→ OBJECTIVE
Transcribe each of the records below exactly, excluding all pictures.

→ PROVIDED INFORMATION
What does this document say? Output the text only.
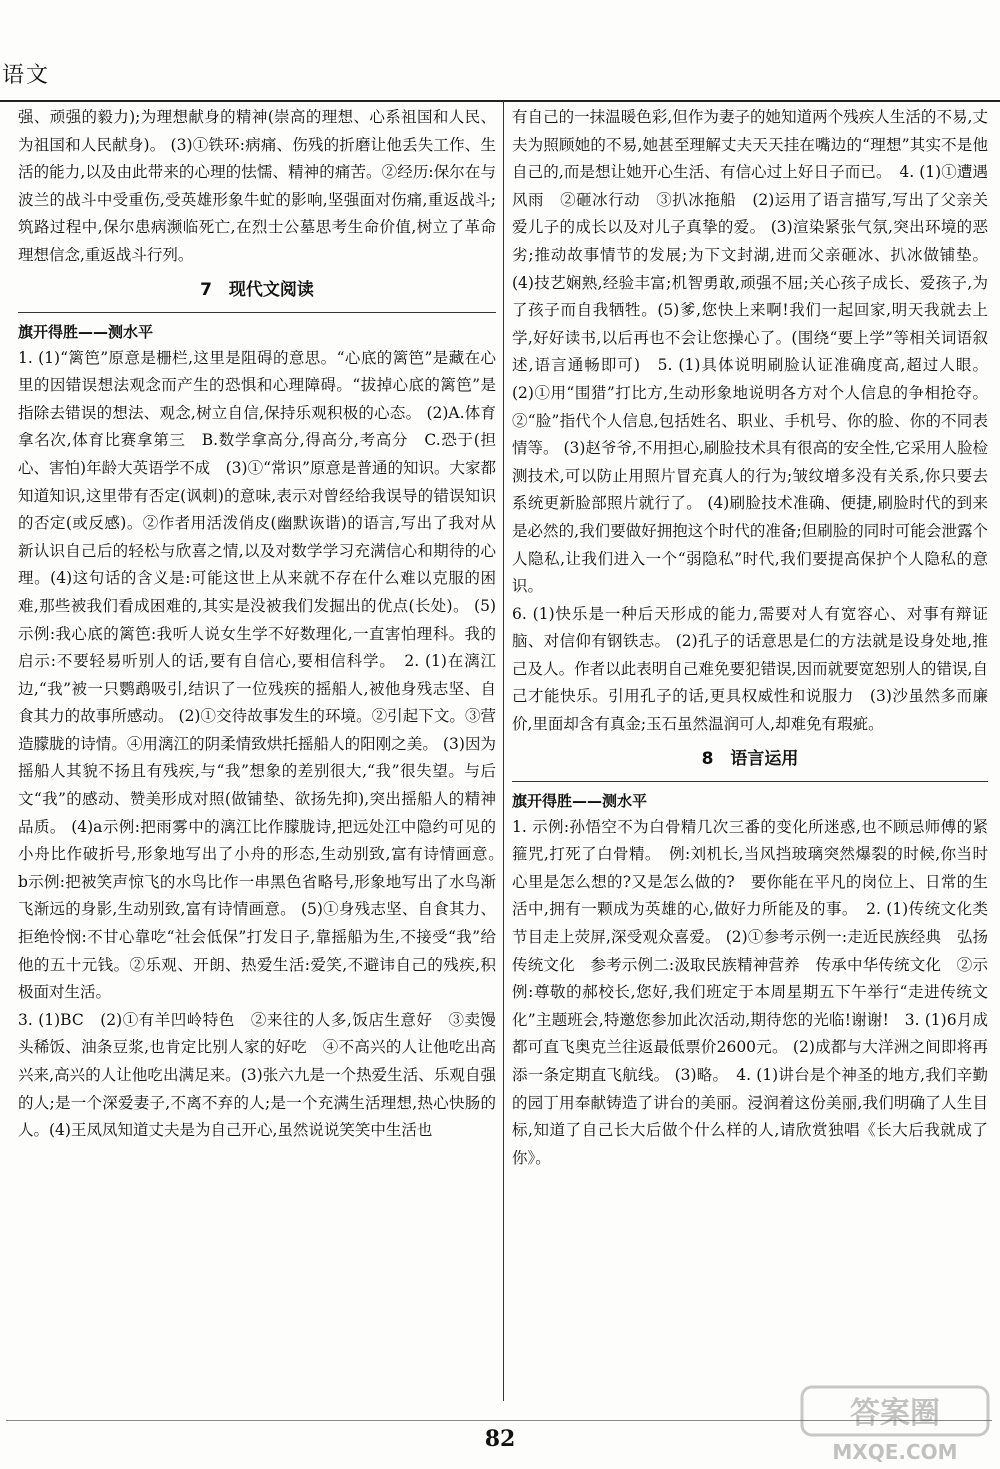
语文

强、顽强的毅力);为理想献身的精神(崇高的理想、心系祖国和人民、为祖国和人民献身)。 (3)①铁环:病痛、伤残的折磨让他丢失工作、生活的能力,以及由此带来的心理的怯懦、精神的痛苦。②经历:保尔在与波兰的战斗中受重伤,受英雄形象牛虻的影响,坚强面对伤痛,重返战斗;筑路过程中,保尔患病濒临死亡,在烈士公墓思考生命价值,树立了革命理想信念,重返战斗行列。

7　现代文阅读

旗开得胜——测水平

1. (1)“篱笆”原意是栅栏,这里是阻碍的意思。“心底的篱笆”是藏在心里的因错误想法观念而产生的恐惧和心理障碍。“拔掉心底的篱笆”是指除去错误的想法、观念,树立自信,保持乐观积极的心态。 (2)A.体育拿名次,体育比赛拿第三　B.数学拿高分,得高分,考高分　C.恐于(担心、害怕)年龄大英语学不成　(3)①“常识”原意是普通的知识。大家都知道知识,这里带有否定(讽刺)的意味,表示对曾经给我误导的错误知识的否定(或反感)。②作者用活泼俏皮(幽默诙谐)的语言,写出了我对从新认识自己后的轻松与欣喜之情,以及对数学学习充满信心和期待的心理。(4)这句话的含义是:可能这世上从来就不存在什么难以克服的困难,那些被我们看成困难的,其实是没被我们发掘出的优点(长处)。 (5)示例:我心底的篱笆:我听人说女生学不好数理化,一直害怕理科。我的启示:不要轻易听别人的话,要有自信心,要相信科学。　2. (1)在漓江边,“我”被一只鹦鹉吸引,结识了一位残疾的摇船人,被他身残志坚、自食其力的故事所感动。 (2)①交待故事发生的环境。②引起下文。③营造朦胧的诗情。④用漓江的阴柔情致烘托摇船人的阳刚之美。 (3)因为摇船人其貌不扬且有残疾,与“我”想象的差别很大,“我”很失望。与后文“我”的感动、赞美形成对照(做铺垫、欲扬先抑),突出摇船人的精神品质。 (4)a示例:把雨雾中的漓江比作朦胧诗,把远处江中隐约可见的小舟比作破折号,形象地写出了小舟的形态,生动别致,富有诗情画意。　b示例:把被笑声惊飞的水鸟比作一串黑色省略号,形象地写出了水鸟渐飞渐远的身影,生动别致,富有诗情画意。 (5)①身残志坚、自食其力、拒绝怜悯:不甘心靠吃“社会低保”打发日子,靠摇船为生,不接受“我”给他的五十元钱。②乐观、开朗、热爱生活:爱笑,不避讳自己的残疾,积极面对生活。

3. (1)BC　(2)①有羊凹岭特色　②来往的人多,饭店生意好　③卖馒头稀饭、油条豆浆,也肯定比别人家的好吃　④不高兴的人让他吃出高兴来,高兴的人让他吃出满足来。(3)张六九是一个热爱生活、乐观自强的人;是一个深爱妻子,不离不弃的人;是一个充满生活理想,热心快肠的人。(4)王凤凤知道丈夫是为自己开心,虽然说说笑笑中生活也

有自己的一抹温暖色彩,但作为妻子的她知道两个残疾人生活的不易,丈夫为照顾她的不易,她甚至理解丈夫天天挂在嘴边的“理想”其实不是他自己的,而是想让她开心生活、有信心过上好日子而已。　4. (1)①遭遇风雨　②砸冰行动　③扒冰拖船　(2)运用了语言描写,写出了父亲关爱儿子的成长以及对儿子真挚的爱。 (3)渲染紧张气氛,突出环境的恶劣;推动故事情节的发展;为下文封湖,进而父亲砸冰、扒冰做铺垫。 (4)技艺娴熟,经验丰富;机智勇敢,顽强不屈;关心孩子成长、爱孩子,为了孩子而自我牺牲。(5)爹,您快上来啊!我们一起回家,明天我就去上学,好好读书,以后再也不会让您操心了。(围绕“要上学”等相关词语叙述,语言通畅即可)　5. (1)具体说明刷脸认证准确度高,超过人眼。 (2)①用“围猎”打比方,生动形象地说明各方对个人信息的争相抢夺。②“脸”指代个人信息,包括姓名、职业、手机号、你的脸、你的不同表情等。 (3)赵爷爷,不用担心,刷脸技术具有很高的安全性,它采用人脸检测技术,可以防止用照片冒充真人的行为;皱纹增多没有关系,你只要去系统更新脸部照片就行了。 (4)刷脸技术准确、便捷,刷脸时代的到来是必然的,我们要做好拥抱这个时代的准备;但刷脸的同时可能会泄露个人隐私,让我们进入一个“弱隐私”时代,我们要提高保护个人隐私的意识。

6. (1)快乐是一种后天形成的能力,需要对人有宽容心、对事有辩证脑、对信仰有钢铁志。 (2)孔子的话意思是仁的方法就是设身处地,推己及人。作者以此表明自己难免要犯错误,因而就要宽恕别人的错误,自己才能快乐。引用孔子的话,更具权威性和说服力　(3)沙虽然多而廉价,里面却含有真金;玉石虽然温润可人,却难免有瑕疵。

8　语言运用

旗开得胜——测水平

1. 示例:孙悟空不为白骨精几次三番的变化所迷惑,也不顾忌师傅的紧箍咒,打死了白骨精。　例:刘机长,当风挡玻璃突然爆裂的时候,你当时心里是怎么想的?又是怎么做的?　要你能在平凡的岗位上、日常的生活中,拥有一颗成为英雄的心,做好力所能及的事。　2. (1)传统文化类节目走上荧屏,深受观众喜爱。 (2)①参考示例一:走近民族经典　弘扬传统文化　参考示例二:汲取民族精神营养　传承中华传统文化　②示例:尊敬的郝校长,您好,我们班定于本周星期五下午举行“走进传统文化”主题班会,特邀您参加此次活动,期待您的光临!谢谢!　3. (1)6月成都可直飞奥克兰往返最低票价2600元。 (2)成都与大洋洲之间即将再添一条定期直飞航线。 (3)略。　4. (1)讲台是个神圣的地方,我们辛勤的园丁用奉献铸造了讲台的美丽。浸润着这份美丽,我们明确了人生目标,知道了自己长大后做个什么样的人,请欣赏独唱《长大后我就成了你》。

82
答案圈
MXQE.COM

→ THE COMPLETED TASK
What does this document say? Output the text only.
语文

强、顽强的毅力);为理想献身的精神(崇高的理想、心系祖国和人民、为祖国和人民献身)。 (3)①铁环:病痛、伤残的折磨让他丢失工作、生活的能力,以及由此带来的心理的怯懦、精神的痛苦。②经历:保尔在与波兰的战斗中受重伤,受英雄形象牛虻的影响,坚强面对伤痛,重返战斗;筑路过程中,保尔患病濒临死亡,在烈士公墓思考生命价值,树立了革命理想信念,重返战斗行列。

7　现代文阅读

旗开得胜——测水平

1. (1)“篱笆”原意是栅栏,这里是阻碍的意思。“心底的篱笆”是藏在心里的因错误想法观念而产生的恐惧和心理障碍。“拔掉心底的篱笆”是指除去错误的想法、观念,树立自信,保持乐观积极的心态。 (2)A.体育拿名次,体育比赛拿第三　B.数学拿高分,得高分,考高分　C.恐于(担心、害怕)年龄大英语学不成　(3)①“常识”原意是普通的知识。大家都知道知识,这里带有否定(讽刺)的意味,表示对曾经给我误导的错误知识的否定(或反感)。②作者用活泼俏皮(幽默诙谐)的语言,写出了我对从新认识自己后的轻松与欣喜之情,以及对数学学习充满信心和期待的心理。(4)这句话的含义是:可能这世上从来就不存在什么难以克服的困难,那些被我们看成困难的,其实是没被我们发掘出的优点(长处)。 (5)示例:我心底的篱笆:我听人说女生学不好数理化,一直害怕理科。我的启示:不要轻易听别人的话,要有自信心,要相信科学。　2. (1)在漓江边,“我”被一只鹦鹉吸引,结识了一位残疾的摇船人,被他身残志坚、自食其力的故事所感动。 (2)①交待故事发生的环境。②引起下文。③营造朦胧的诗情。④用漓江的阴柔情致烘托摇船人的阳刚之美。 (3)因为摇船人其貌不扬且有残疾,与“我”想象的差别很大,“我”很失望。与后文“我”的感动、赞美形成对照(做铺垫、欲扬先抑),突出摇船人的精神品质。 (4)a示例:把雨雾中的漓江比作朦胧诗,把远处江中隐约可见的小舟比作破折号,形象地写出了小舟的形态,生动别致,富有诗情画意。　b示例:把被笑声惊飞的水鸟比作一串黑色省略号,形象地写出了水鸟渐飞渐远的身影,生动别致,富有诗情画意。 (5)①身残志坚、自食其力、拒绝怜悯:不甘心靠吃“社会低保”打发日子,靠摇船为生,不接受“我”给他的五十元钱。②乐观、开朗、热爱生活:爱笑,不避讳自己的残疾,积极面对生活。

3. (1)BC　(2)①有羊凹岭特色　②来往的人多,饭店生意好　③卖馒头稀饭、油条豆浆,也肯定比别人家的好吃　④不高兴的人让他吃出高兴来,高兴的人让他吃出满足来。(3)张六九是一个热爱生活、乐观自强的人;是一个深爱妻子,不离不弃的人;是一个充满生活理想,热心快肠的人。(4)王凤凤知道丈夫是为自己开心,虽然说说笑笑中生活也

有自己的一抹温暖色彩,但作为妻子的她知道两个残疾人生活的不易,丈夫为照顾她的不易,她甚至理解丈夫天天挂在嘴边的“理想”其实不是他自己的,而是想让她开心生活、有信心过上好日子而已。　4. (1)①遭遇风雨　②砸冰行动　③扒冰拖船　(2)运用了语言描写,写出了父亲关爱儿子的成长以及对儿子真挚的爱。 (3)渲染紧张气氛,突出环境的恶劣;推动故事情节的发展;为下文封湖,进而父亲砸冰、扒冰做铺垫。 (4)技艺娴熟,经验丰富;机智勇敢,顽强不屈;关心孩子成长、爱孩子,为了孩子而自我牺牲。(5)爹,您快上来啊!我们一起回家,明天我就去上学,好好读书,以后再也不会让您操心了。(围绕“要上学”等相关词语叙述,语言通畅即可)　5. (1)具体说明刷脸认证准确度高,超过人眼。 (2)①用“围猎”打比方,生动形象地说明各方对个人信息的争相抢夺。②“脸”指代个人信息,包括姓名、职业、手机号、你的脸、你的不同表情等。 (3)赵爷爷,不用担心,刷脸技术具有很高的安全性,它采用人脸检测技术,可以防止用照片冒充真人的行为;皱纹增多没有关系,你只要去系统更新脸部照片就行了。 (4)刷脸技术准确、便捷,刷脸时代的到来是必然的,我们要做好拥抱这个时代的准备;但刷脸的同时可能会泄露个人隐私,让我们进入一个“弱隐私”时代,我们要提高保护个人隐私的意识。

6. (1)快乐是一种后天形成的能力,需要对人有宽容心、对事有辩证脑、对信仰有钢铁志。 (2)孔子的话意思是仁的方法就是设身处地,推己及人。作者以此表明自己难免要犯错误,因而就要宽恕别人的错误,自己才能快乐。引用孔子的话,更具权威性和说服力　(3)沙虽然多而廉价,里面却含有真金;玉石虽然温润可人,却难免有瑕疵。

8　语言运用

旗开得胜——测水平

1. 示例:孙悟空不为白骨精几次三番的变化所迷惑,也不顾忌师傅的紧箍咒,打死了白骨精。　例:刘机长,当风挡玻璃突然爆裂的时候,你当时心里是怎么想的?又是怎么做的?　要你能在平凡的岗位上、日常的生活中,拥有一颗成为英雄的心,做好力所能及的事。　2. (1)传统文化类节目走上荧屏,深受观众喜爱。 (2)①参考示例一:走近民族经典　弘扬传统文化　参考示例二:汲取民族精神营养　传承中华传统文化　②示例:尊敬的郝校长,您好,我们班定于本周星期五下午举行“走进传统文化”主题班会,特邀您参加此次活动,期待您的光临!谢谢!　3. (1)6月成都可直飞奥克兰往返最低票价2600元。 (2)成都与大洋洲之间即将再添一条定期直飞航线。 (3)略。　4. (1)讲台是个神圣的地方,我们辛勤的园丁用奉献铸造了讲台的美丽。浸润着这份美丽,我们明确了人生目标,知道了自己长大后做个什么样的人,请欣赏独唱《长大后我就成了你》。

82
答案圈
MXQE.COM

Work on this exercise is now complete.